-- start of Task data --

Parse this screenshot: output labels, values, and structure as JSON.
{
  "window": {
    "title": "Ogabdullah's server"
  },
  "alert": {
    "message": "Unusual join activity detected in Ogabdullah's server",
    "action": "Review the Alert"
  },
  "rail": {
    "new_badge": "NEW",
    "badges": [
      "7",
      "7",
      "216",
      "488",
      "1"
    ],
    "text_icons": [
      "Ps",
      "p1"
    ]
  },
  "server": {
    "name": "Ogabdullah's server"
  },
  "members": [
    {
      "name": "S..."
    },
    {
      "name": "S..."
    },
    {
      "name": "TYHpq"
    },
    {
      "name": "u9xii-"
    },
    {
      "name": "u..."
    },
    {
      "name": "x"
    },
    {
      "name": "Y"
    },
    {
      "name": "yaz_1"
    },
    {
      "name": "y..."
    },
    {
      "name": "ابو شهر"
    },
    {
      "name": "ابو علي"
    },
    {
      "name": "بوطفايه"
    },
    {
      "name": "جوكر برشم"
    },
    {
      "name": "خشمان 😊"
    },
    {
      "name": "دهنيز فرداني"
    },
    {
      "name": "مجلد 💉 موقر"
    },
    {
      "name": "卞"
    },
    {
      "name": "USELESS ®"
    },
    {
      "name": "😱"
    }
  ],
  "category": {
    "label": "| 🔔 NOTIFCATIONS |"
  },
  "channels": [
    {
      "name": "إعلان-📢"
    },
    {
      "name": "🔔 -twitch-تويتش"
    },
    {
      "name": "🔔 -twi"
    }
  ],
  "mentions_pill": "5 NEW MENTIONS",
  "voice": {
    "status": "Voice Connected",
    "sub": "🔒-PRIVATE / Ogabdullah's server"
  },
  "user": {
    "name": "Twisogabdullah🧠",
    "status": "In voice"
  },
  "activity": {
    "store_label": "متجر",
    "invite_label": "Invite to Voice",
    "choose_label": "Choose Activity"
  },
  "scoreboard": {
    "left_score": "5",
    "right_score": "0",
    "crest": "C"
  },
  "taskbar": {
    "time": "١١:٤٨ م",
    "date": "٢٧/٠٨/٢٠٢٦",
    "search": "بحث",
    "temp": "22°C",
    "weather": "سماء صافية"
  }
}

-- end of Task data --

**Instructions to follow**
Locate all lines in the listing above with the word "status". Copy them.

**In response**
    "status": "Voice Connected",
    "status": "In voice"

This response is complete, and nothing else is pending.